__RECORDS SUPPLIED__

:::::

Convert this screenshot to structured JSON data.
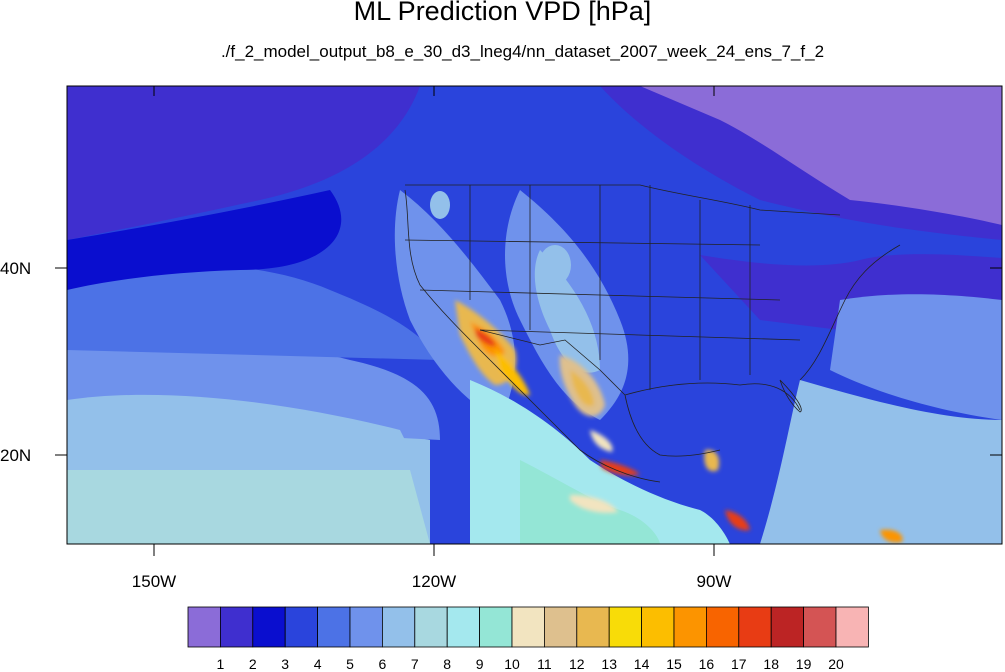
{
  "title": "ML Prediction VPD [hPa]",
  "subtitle": "./f_2_model_output_b8_e_30_d3_lneg4/nn_dataset_2007_week_24_ens_7_f_2",
  "lat_labels": [
    "40N",
    "20N"
  ],
  "lon_labels": [
    "150W",
    "120W",
    "90W"
  ],
  "colorbar": {
    "labels": [
      "1",
      "2",
      "3",
      "4",
      "5",
      "6",
      "7",
      "8",
      "9",
      "10",
      "11",
      "12",
      "13",
      "14",
      "15",
      "16",
      "17",
      "18",
      "19",
      "20"
    ],
    "colors": [
      "#8b6cd8",
      "#3f2fcf",
      "#0a0ecf",
      "#2a44dc",
      "#4c72e6",
      "#6f92ec",
      "#93c0ea",
      "#a8d8e0",
      "#a4e8ee",
      "#94e6d6",
      "#f2e4c0",
      "#dec08e",
      "#e8b850",
      "#f8dc08",
      "#fcbe00",
      "#fc9400",
      "#f86400",
      "#e83c14",
      "#bc2424",
      "#d45454",
      "#f8b4b4"
    ]
  },
  "map_colors": {
    "background": "#2a44dc",
    "north_deep": "#3f2fcf",
    "band_mid": "#4c72e6",
    "band_light": "#6f92ec",
    "south_pale": "#93c0ea",
    "canada_purple": "#8b6cd8",
    "plains_light": "#93c0ea",
    "mexico_cyan": "#a4e8ee",
    "hot_core": "#e83c14"
  }
}
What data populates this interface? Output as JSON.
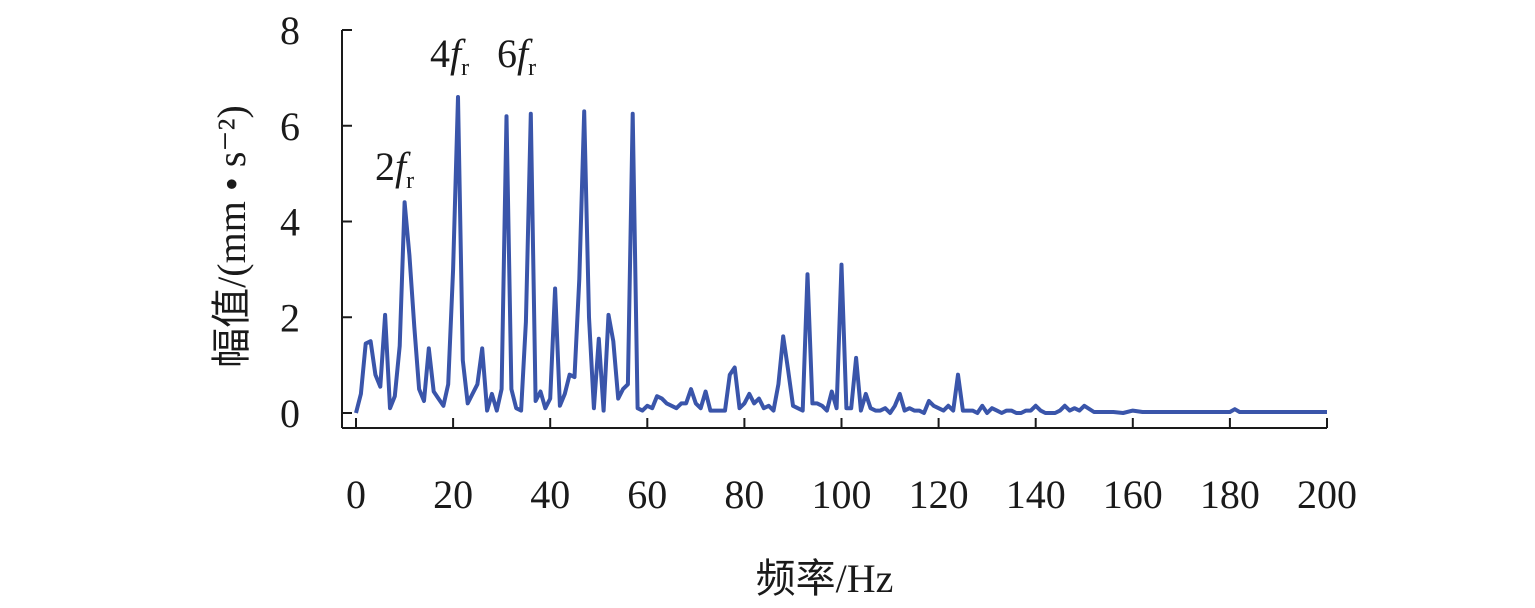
{
  "chart_data": {
    "type": "line",
    "title": "",
    "xlabel": "频率/Hz",
    "ylabel": "幅值/(mm • s⁻²)",
    "xlim": [
      0,
      200
    ],
    "ylim": [
      0,
      8
    ],
    "xticks": [
      0,
      20,
      40,
      60,
      80,
      100,
      120,
      140,
      160,
      180,
      200
    ],
    "yticks": [
      0,
      2,
      4,
      6,
      8
    ],
    "grid": false,
    "line_color": "#3a55aa",
    "series": [
      {
        "x": [
          0,
          1,
          2,
          3,
          4,
          5,
          6,
          7,
          8,
          9,
          10,
          11,
          12,
          13,
          14,
          15,
          16,
          17,
          18,
          19,
          20,
          21,
          22,
          23,
          24,
          25,
          26,
          27,
          28,
          29,
          30,
          31,
          32,
          33,
          34,
          35,
          36,
          37,
          38,
          39,
          40,
          41,
          42,
          43,
          44,
          45,
          46,
          47,
          48,
          49,
          50,
          51,
          52,
          53,
          54,
          55,
          56,
          57,
          58,
          59,
          60,
          61,
          62,
          63,
          64,
          65,
          66,
          67,
          68,
          69,
          70,
          71,
          72,
          73,
          74,
          75,
          76,
          77,
          78,
          79,
          80,
          81,
          82,
          83,
          84,
          85,
          86,
          87,
          88,
          89,
          90,
          91,
          92,
          93,
          94,
          95,
          96,
          97,
          98,
          99,
          100,
          101,
          102,
          103,
          104,
          105,
          106,
          107,
          108,
          109,
          110,
          111,
          112,
          113,
          114,
          115,
          116,
          117,
          118,
          119,
          120,
          121,
          122,
          123,
          124,
          125,
          126,
          127,
          128,
          129,
          130,
          131,
          132,
          133,
          134,
          135,
          136,
          137,
          138,
          139,
          140,
          141,
          142,
          143,
          144,
          145,
          146,
          147,
          148,
          149,
          150,
          152,
          154,
          156,
          158,
          160,
          162,
          164,
          166,
          168,
          170,
          172,
          174,
          176,
          178,
          180,
          181,
          182,
          184,
          186,
          188,
          190,
          192,
          194,
          196,
          198,
          200
        ],
        "values": [
          0.0,
          0.4,
          1.45,
          1.5,
          0.8,
          0.55,
          2.05,
          0.1,
          0.35,
          1.4,
          4.4,
          3.3,
          1.8,
          0.5,
          0.25,
          1.35,
          0.45,
          0.3,
          0.15,
          0.6,
          3.0,
          6.6,
          1.1,
          0.2,
          0.4,
          0.6,
          1.35,
          0.05,
          0.4,
          0.05,
          0.5,
          6.2,
          0.5,
          0.1,
          0.05,
          1.9,
          6.25,
          0.25,
          0.45,
          0.1,
          0.3,
          2.6,
          0.15,
          0.4,
          0.8,
          0.75,
          2.8,
          6.3,
          2.0,
          0.1,
          1.55,
          0.05,
          2.05,
          1.5,
          0.3,
          0.5,
          0.6,
          6.25,
          0.1,
          0.05,
          0.15,
          0.1,
          0.35,
          0.3,
          0.2,
          0.15,
          0.1,
          0.2,
          0.2,
          0.5,
          0.2,
          0.1,
          0.45,
          0.05,
          0.05,
          0.05,
          0.05,
          0.8,
          0.95,
          0.1,
          0.2,
          0.4,
          0.2,
          0.3,
          0.1,
          0.15,
          0.05,
          0.6,
          1.6,
          0.9,
          0.15,
          0.1,
          0.05,
          2.9,
          0.2,
          0.2,
          0.15,
          0.05,
          0.45,
          0.1,
          3.1,
          0.1,
          0.1,
          1.15,
          0.05,
          0.4,
          0.1,
          0.05,
          0.05,
          0.1,
          0.0,
          0.15,
          0.4,
          0.05,
          0.1,
          0.05,
          0.05,
          0.0,
          0.25,
          0.15,
          0.1,
          0.05,
          0.15,
          0.05,
          0.8,
          0.05,
          0.05,
          0.05,
          0.0,
          0.15,
          0.0,
          0.1,
          0.05,
          0.0,
          0.05,
          0.05,
          0.0,
          0.0,
          0.05,
          0.05,
          0.15,
          0.05,
          0.0,
          0.0,
          0.0,
          0.05,
          0.15,
          0.05,
          0.1,
          0.05,
          0.15,
          0.02,
          0.02,
          0.02,
          0.0,
          0.05,
          0.02,
          0.02,
          0.02,
          0.02,
          0.02,
          0.02,
          0.02,
          0.02,
          0.02,
          0.02,
          0.08,
          0.02,
          0.02,
          0.02,
          0.02,
          0.02,
          0.02,
          0.02,
          0.02,
          0.02,
          0.02
        ]
      }
    ],
    "annotations": [
      {
        "main": "2",
        "italic": "f",
        "sub": "r",
        "x": 10,
        "y": 4.4
      },
      {
        "main": "4",
        "italic": "f",
        "sub": "r",
        "x": 21,
        "y": 6.6
      },
      {
        "main": "6",
        "italic": "f",
        "sub": "r",
        "x": 31,
        "y": 6.6
      }
    ]
  }
}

:::::

__TASK OBJECTIVE__
Print all of the records shown above exactly, leaving out each picture.

__FINAL RESULT__
Convert this screenshot to structured JSON data.
{
  "title": "ML Prediction VPD [hPa]",
  "subtitle": "./f_2_model_output_b8_e_30_d3_lneg4/nn_dataset_2007_week_24_ens_7_f_2",
  "lat_labels": [
    "40N",
    "20N"
  ],
  "lon_labels": [
    "150W",
    "120W",
    "90W"
  ],
  "colorbar": {
    "labels": [
      "1",
      "2",
      "3",
      "4",
      "5",
      "6",
      "7",
      "8",
      "9",
      "10",
      "11",
      "12",
      "13",
      "14",
      "15",
      "16",
      "17",
      "18",
      "19",
      "20"
    ],
    "colors": [
      "#8b6cd8",
      "#3f2fcf",
      "#0a0ecf",
      "#2a44dc",
      "#4c72e6",
      "#6f92ec",
      "#93c0ea",
      "#a8d8e0",
      "#a4e8ee",
      "#94e6d6",
      "#f2e4c0",
      "#dec08e",
      "#e8b850",
      "#f8dc08",
      "#fcbe00",
      "#fc9400",
      "#f86400",
      "#e83c14",
      "#bc2424",
      "#d45454",
      "#f8b4b4"
    ]
  },
  "map_colors": {
    "background": "#2a44dc",
    "north_deep": "#3f2fcf",
    "band_mid": "#4c72e6",
    "band_light": "#6f92ec",
    "south_pale": "#93c0ea",
    "canada_purple": "#8b6cd8",
    "plains_light": "#93c0ea",
    "mexico_cyan": "#a4e8ee",
    "hot_core": "#e83c14"
  }
}
What data populates this interface? Output as JSON.
{
  "chart_data": {
    "type": "line",
    "title": "",
    "xlabel": "频率/Hz",
    "ylabel": "幅值/(mm • s⁻²)",
    "xlim": [
      0,
      200
    ],
    "ylim": [
      0,
      8
    ],
    "xticks": [
      0,
      20,
      40,
      60,
      80,
      100,
      120,
      140,
      160,
      180,
      200
    ],
    "yticks": [
      0,
      2,
      4,
      6,
      8
    ],
    "grid": false,
    "line_color": "#3a55aa",
    "series": [
      {
        "x": [
          0,
          1,
          2,
          3,
          4,
          5,
          6,
          7,
          8,
          9,
          10,
          11,
          12,
          13,
          14,
          15,
          16,
          17,
          18,
          19,
          20,
          21,
          22,
          23,
          24,
          25,
          26,
          27,
          28,
          29,
          30,
          31,
          32,
          33,
          34,
          35,
          36,
          37,
          38,
          39,
          40,
          41,
          42,
          43,
          44,
          45,
          46,
          47,
          48,
          49,
          50,
          51,
          52,
          53,
          54,
          55,
          56,
          57,
          58,
          59,
          60,
          61,
          62,
          63,
          64,
          65,
          66,
          67,
          68,
          69,
          70,
          71,
          72,
          73,
          74,
          75,
          76,
          77,
          78,
          79,
          80,
          81,
          82,
          83,
          84,
          85,
          86,
          87,
          88,
          89,
          90,
          91,
          92,
          93,
          94,
          95,
          96,
          97,
          98,
          99,
          100,
          101,
          102,
          103,
          104,
          105,
          106,
          107,
          108,
          109,
          110,
          111,
          112,
          113,
          114,
          115,
          116,
          117,
          118,
          119,
          120,
          121,
          122,
          123,
          124,
          125,
          126,
          127,
          128,
          129,
          130,
          131,
          132,
          133,
          134,
          135,
          136,
          137,
          138,
          139,
          140,
          141,
          142,
          143,
          144,
          145,
          146,
          147,
          148,
          149,
          150,
          152,
          154,
          156,
          158,
          160,
          162,
          164,
          166,
          168,
          170,
          172,
          174,
          176,
          178,
          180,
          181,
          182,
          184,
          186,
          188,
          190,
          192,
          194,
          196,
          198,
          200
        ],
        "values": [
          0.0,
          0.4,
          1.45,
          1.5,
          0.8,
          0.55,
          2.05,
          0.1,
          0.35,
          1.4,
          4.4,
          3.3,
          1.8,
          0.5,
          0.25,
          1.35,
          0.45,
          0.3,
          0.15,
          0.6,
          3.0,
          6.6,
          1.1,
          0.2,
          0.4,
          0.6,
          1.35,
          0.05,
          0.4,
          0.05,
          0.5,
          6.2,
          0.5,
          0.1,
          0.05,
          1.9,
          6.25,
          0.25,
          0.45,
          0.1,
          0.3,
          2.6,
          0.15,
          0.4,
          0.8,
          0.75,
          2.8,
          6.3,
          2.0,
          0.1,
          1.55,
          0.05,
          2.05,
          1.5,
          0.3,
          0.5,
          0.6,
          6.25,
          0.1,
          0.05,
          0.15,
          0.1,
          0.35,
          0.3,
          0.2,
          0.15,
          0.1,
          0.2,
          0.2,
          0.5,
          0.2,
          0.1,
          0.45,
          0.05,
          0.05,
          0.05,
          0.05,
          0.8,
          0.95,
          0.1,
          0.2,
          0.4,
          0.2,
          0.3,
          0.1,
          0.15,
          0.05,
          0.6,
          1.6,
          0.9,
          0.15,
          0.1,
          0.05,
          2.9,
          0.2,
          0.2,
          0.15,
          0.05,
          0.45,
          0.1,
          3.1,
          0.1,
          0.1,
          1.15,
          0.05,
          0.4,
          0.1,
          0.05,
          0.05,
          0.1,
          0.0,
          0.15,
          0.4,
          0.05,
          0.1,
          0.05,
          0.05,
          0.0,
          0.25,
          0.15,
          0.1,
          0.05,
          0.15,
          0.05,
          0.8,
          0.05,
          0.05,
          0.05,
          0.0,
          0.15,
          0.0,
          0.1,
          0.05,
          0.0,
          0.05,
          0.05,
          0.0,
          0.0,
          0.05,
          0.05,
          0.15,
          0.05,
          0.0,
          0.0,
          0.0,
          0.05,
          0.15,
          0.05,
          0.1,
          0.05,
          0.15,
          0.02,
          0.02,
          0.02,
          0.0,
          0.05,
          0.02,
          0.02,
          0.02,
          0.02,
          0.02,
          0.02,
          0.02,
          0.02,
          0.02,
          0.02,
          0.08,
          0.02,
          0.02,
          0.02,
          0.02,
          0.02,
          0.02,
          0.02,
          0.02,
          0.02,
          0.02
        ]
      }
    ],
    "annotations": [
      {
        "main": "2",
        "italic": "f",
        "sub": "r",
        "x": 10,
        "y": 4.4
      },
      {
        "main": "4",
        "italic": "f",
        "sub": "r",
        "x": 21,
        "y": 6.6
      },
      {
        "main": "6",
        "italic": "f",
        "sub": "r",
        "x": 31,
        "y": 6.6
      }
    ]
  }
}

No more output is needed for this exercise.